◆ WHAT TO PRODUCE
Review the material and extract every line in which the word "налога" occurs.

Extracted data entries
********
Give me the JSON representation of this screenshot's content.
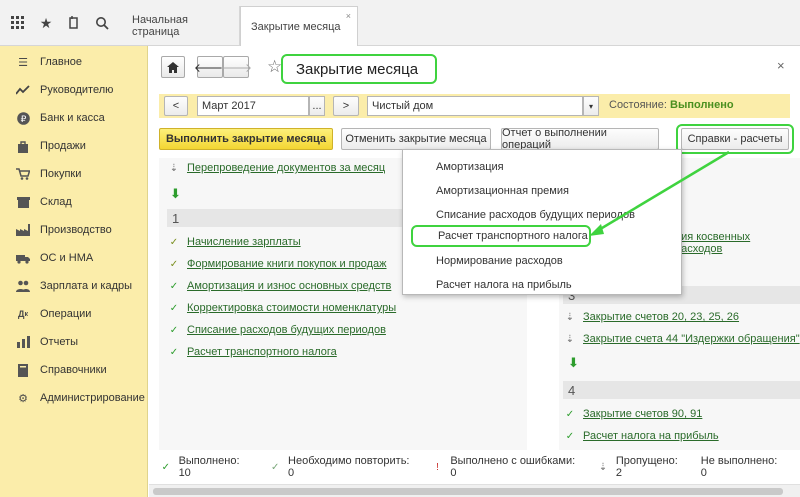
{
  "topbar": {
    "tabs": [
      {
        "label": "Начальная страница"
      },
      {
        "label": "Закрытие месяца",
        "close": "×"
      }
    ]
  },
  "sidebar": {
    "items": [
      {
        "label": "Главное",
        "icon": "menu-icon"
      },
      {
        "label": "Руководителю",
        "icon": "chart-line-icon"
      },
      {
        "label": "Банк и касса",
        "icon": "ruble-icon"
      },
      {
        "label": "Продажи",
        "icon": "bag-icon"
      },
      {
        "label": "Покупки",
        "icon": "cart-icon"
      },
      {
        "label": "Склад",
        "icon": "box-icon"
      },
      {
        "label": "Производство",
        "icon": "factory-icon"
      },
      {
        "label": "ОС и НМА",
        "icon": "car-icon"
      },
      {
        "label": "Зарплата и кадры",
        "icon": "people-icon"
      },
      {
        "label": "Операции",
        "icon": "dt-kt-icon"
      },
      {
        "label": "Отчеты",
        "icon": "report-icon"
      },
      {
        "label": "Справочники",
        "icon": "book-icon"
      },
      {
        "label": "Администрирование",
        "icon": "gear-icon"
      }
    ]
  },
  "header": {
    "title": "Закрытие месяца",
    "close": "×"
  },
  "filter": {
    "prev": "<",
    "period": "Март 2017",
    "period_btn": "...",
    "next": ">",
    "org": "Чистый дом",
    "status_label": "Состояние:",
    "status_value": "Выполнено",
    "colors": {
      "status": "#4a8f1f",
      "highlight": "#3fd33f",
      "accent": "#fbe46f"
    }
  },
  "actions": {
    "run": "Выполнить закрытие месяца",
    "cancel": "Отменить закрытие месяца",
    "report": "Отчет о выполнении операций",
    "help": "Справки - расчеты"
  },
  "left": {
    "pre_op": "Перепроведение документов за месяц",
    "step": "1",
    "ops": [
      "Начисление зарплаты",
      "Формирование книги покупок и продаж",
      "Амортизация и износ основных средств",
      "Корректировка стоимости номенклатуры",
      "Списание расходов будущих периодов",
      "Расчет транспортного налога"
    ]
  },
  "right": {
    "partial_op": "ния косвенных расходов",
    "step3": "3",
    "ops3": [
      "Закрытие счетов 20, 23, 25, 26",
      "Закрытие счета 44 \"Издержки обращения\""
    ],
    "step4": "4",
    "ops4": [
      "Закрытие счетов 90, 91",
      "Расчет налога на прибыль"
    ]
  },
  "popup": {
    "items": [
      "Амортизация",
      "Амортизационная премия",
      "Списание расходов будущих периодов",
      "Расчет транспортного налога",
      "Нормирование расходов",
      "Расчет налога на прибыль"
    ]
  },
  "footer": {
    "done": "Выполнено: 10",
    "repeat": "Необходимо повторить: 0",
    "errors": "Выполнено с ошибками: 0",
    "skipped": "Пропущено: 2",
    "not_done": "Не выполнено: 0"
  }
}
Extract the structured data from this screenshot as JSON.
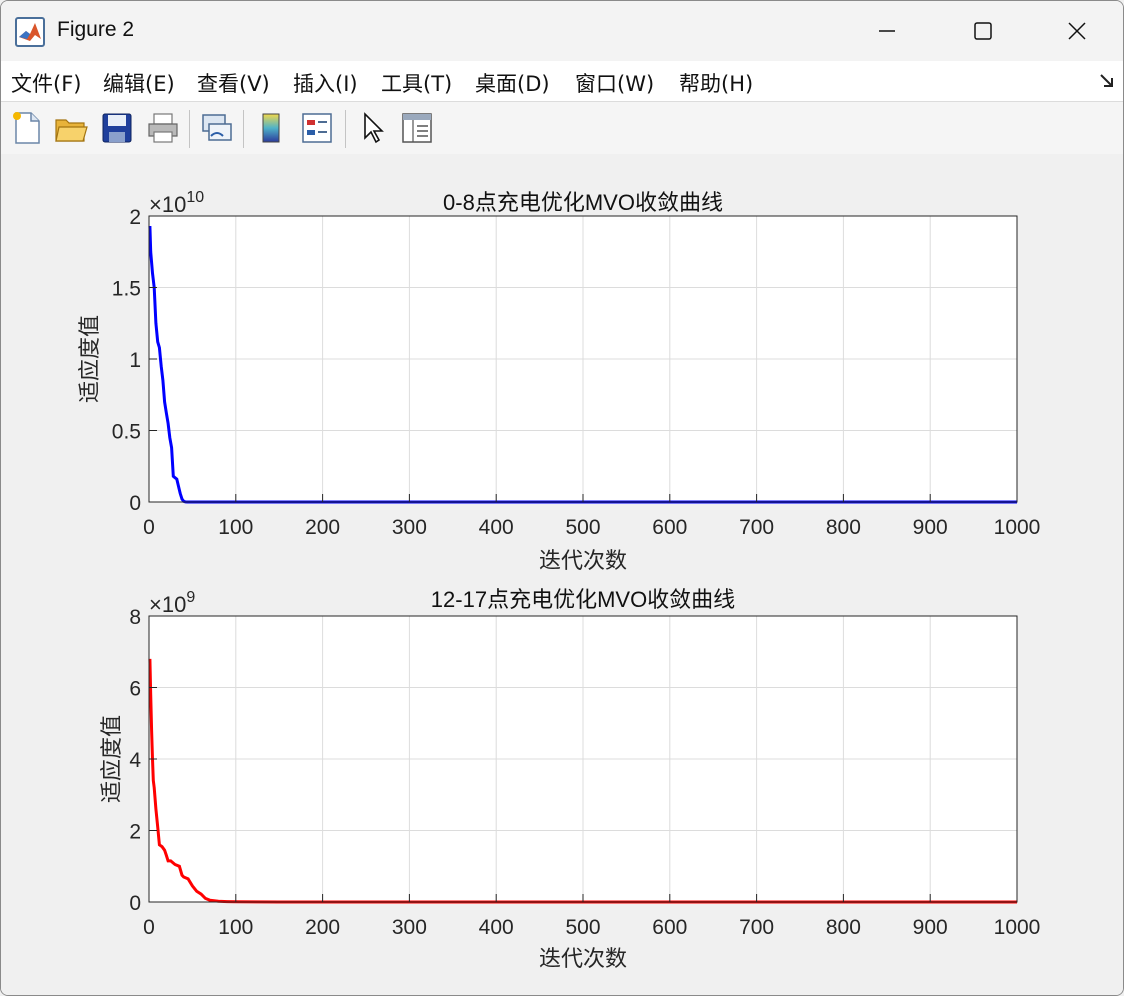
{
  "window": {
    "title": "Figure 2",
    "icon": "matlab-icon",
    "controls": [
      "minimize-icon",
      "maximize-icon",
      "close-icon"
    ]
  },
  "menu": {
    "items": [
      "文件(F)",
      "编辑(E)",
      "查看(V)",
      "插入(I)",
      "工具(T)",
      "桌面(D)",
      "窗口(W)",
      "帮助(H)"
    ],
    "dock_icon": "dock-arrow-icon"
  },
  "toolbar": {
    "buttons": [
      "new-figure-icon",
      "open-file-icon",
      "save-icon",
      "print-icon",
      "link-plot-icon",
      "colorbar-icon",
      "legend-icon",
      "pointer-icon",
      "property-inspector-icon"
    ]
  },
  "chart_data": [
    {
      "type": "line",
      "title": "0-8点充电优化MVO收敛曲线",
      "xlabel": "迭代次数",
      "ylabel": "适应度值",
      "exponent_label": "×10",
      "exponent_value": "10",
      "xlim": [
        0,
        1000
      ],
      "ylim": [
        0,
        2
      ],
      "xticks": [
        "0",
        "100",
        "200",
        "300",
        "400",
        "500",
        "600",
        "700",
        "800",
        "900",
        "1000"
      ],
      "yticks": [
        "0",
        "0.5",
        "1",
        "1.5",
        "2"
      ],
      "grid": true,
      "series": [
        {
          "color": "#0000ff",
          "x": [
            1,
            2,
            4,
            6,
            8,
            10,
            12,
            14,
            16,
            18,
            20,
            22,
            24,
            26,
            28,
            30,
            32,
            34,
            36,
            38,
            40,
            42,
            44,
            46,
            50,
            100,
            200,
            500,
            1000
          ],
          "y": [
            1.93,
            1.75,
            1.6,
            1.5,
            1.25,
            1.12,
            1.08,
            0.95,
            0.85,
            0.7,
            0.62,
            0.55,
            0.45,
            0.38,
            0.18,
            0.17,
            0.16,
            0.11,
            0.06,
            0.02,
            0.005,
            0.001,
            0.0,
            0.0,
            0.0,
            0.0,
            0.0,
            0.0,
            0.0
          ]
        }
      ]
    },
    {
      "type": "line",
      "title": "12-17点充电优化MVO收敛曲线",
      "xlabel": "迭代次数",
      "ylabel": "适应度值",
      "exponent_label": "×10",
      "exponent_value": "9",
      "xlim": [
        0,
        1000
      ],
      "ylim": [
        0,
        8
      ],
      "xticks": [
        "0",
        "100",
        "200",
        "300",
        "400",
        "500",
        "600",
        "700",
        "800",
        "900",
        "1000"
      ],
      "yticks": [
        "0",
        "2",
        "4",
        "6",
        "8"
      ],
      "grid": true,
      "series": [
        {
          "color": "#ff0000",
          "x": [
            1,
            2,
            3,
            4,
            5,
            6,
            8,
            10,
            12,
            15,
            18,
            20,
            22,
            25,
            30,
            35,
            38,
            40,
            45,
            50,
            55,
            60,
            65,
            70,
            80,
            90,
            100,
            150,
            200,
            500,
            1000
          ],
          "y": [
            6.8,
            5.8,
            4.8,
            4.0,
            3.4,
            3.2,
            2.6,
            2.1,
            1.6,
            1.55,
            1.45,
            1.3,
            1.15,
            1.15,
            1.05,
            1.0,
            0.75,
            0.7,
            0.65,
            0.45,
            0.3,
            0.22,
            0.1,
            0.05,
            0.02,
            0.01,
            0.005,
            0.0,
            0.0,
            0.0,
            0.0
          ]
        }
      ]
    }
  ]
}
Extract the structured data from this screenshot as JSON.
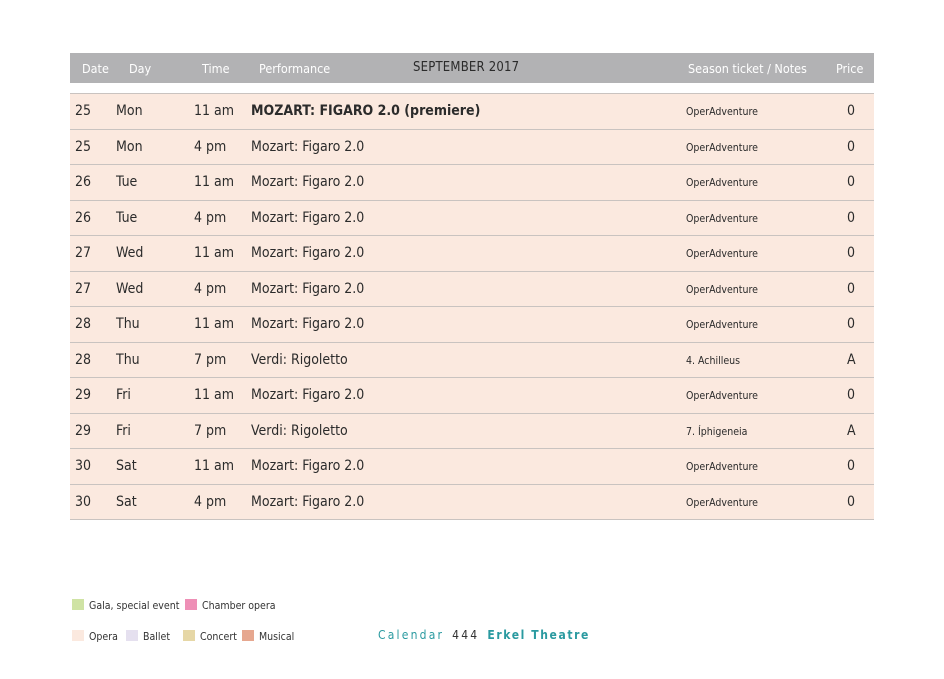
{
  "header": {
    "date": "Date",
    "day": "Day",
    "time": "Time",
    "performance": "Performance",
    "title": "SEPTEMBER 2017",
    "notes": "Season ticket / Notes",
    "price": "Price"
  },
  "rows": [
    {
      "date": "25",
      "day": "Mon",
      "time": "11 am",
      "performance": "MOZART: FIGARO 2.0 (premiere)",
      "notes": "OperAdventure",
      "price": "0",
      "bold": true
    },
    {
      "date": "25",
      "day": "Mon",
      "time": "4 pm",
      "performance": "Mozart: Figaro 2.0",
      "notes": "OperAdventure",
      "price": "0"
    },
    {
      "date": "26",
      "day": "Tue",
      "time": "11 am",
      "performance": "Mozart: Figaro 2.0",
      "notes": "OperAdventure",
      "price": "0"
    },
    {
      "date": "26",
      "day": "Tue",
      "time": "4 pm",
      "performance": "Mozart: Figaro 2.0",
      "notes": "OperAdventure",
      "price": "0"
    },
    {
      "date": "27",
      "day": "Wed",
      "time": "11 am",
      "performance": "Mozart: Figaro 2.0",
      "notes": "OperAdventure",
      "price": "0"
    },
    {
      "date": "27",
      "day": "Wed",
      "time": "4 pm",
      "performance": "Mozart: Figaro 2.0",
      "notes": "OperAdventure",
      "price": "0"
    },
    {
      "date": "28",
      "day": "Thu",
      "time": "11 am",
      "performance": "Mozart: Figaro 2.0",
      "notes": "OperAdventure",
      "price": "0"
    },
    {
      "date": "28",
      "day": "Thu",
      "time": "7 pm",
      "performance": "Verdi: Rigoletto",
      "notes": "4. Achilleus",
      "price": "A"
    },
    {
      "date": "29",
      "day": "Fri",
      "time": "11 am",
      "performance": "Mozart: Figaro 2.0",
      "notes": "OperAdventure",
      "price": "0"
    },
    {
      "date": "29",
      "day": "Fri",
      "time": "7 pm",
      "performance": "Verdi: Rigoletto",
      "notes": "7. Íphigeneia",
      "price": "A"
    },
    {
      "date": "30",
      "day": "Sat",
      "time": "11 am",
      "performance": "Mozart: Figaro 2.0",
      "notes": "OperAdventure",
      "price": "0"
    },
    {
      "date": "30",
      "day": "Sat",
      "time": "4 pm",
      "performance": "Mozart: Figaro 2.0",
      "notes": "OperAdventure",
      "price": "0"
    }
  ],
  "legend": {
    "row1": [
      {
        "label": "Gala, special event",
        "color": "#cfe3a4"
      },
      {
        "label": "Chamber opera",
        "color": "#ee8fb6"
      }
    ],
    "row2": [
      {
        "label": "Opera",
        "color": "#fbe9df"
      },
      {
        "label": "Ballet",
        "color": "#e5e0ef"
      },
      {
        "label": "Concert",
        "color": "#e6d7a6"
      },
      {
        "label": "Musical",
        "color": "#e6a78f"
      }
    ]
  },
  "footer": {
    "section": "Calendar",
    "page": "444",
    "theatre": "Erkel Theatre"
  }
}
********
◆ RESULT OF THE TASK
      "Расчет транспортного налога"
      "Расчет налога на прибыль"
      "Расчет транспортного налога",
      "Расчет налога на прибыль"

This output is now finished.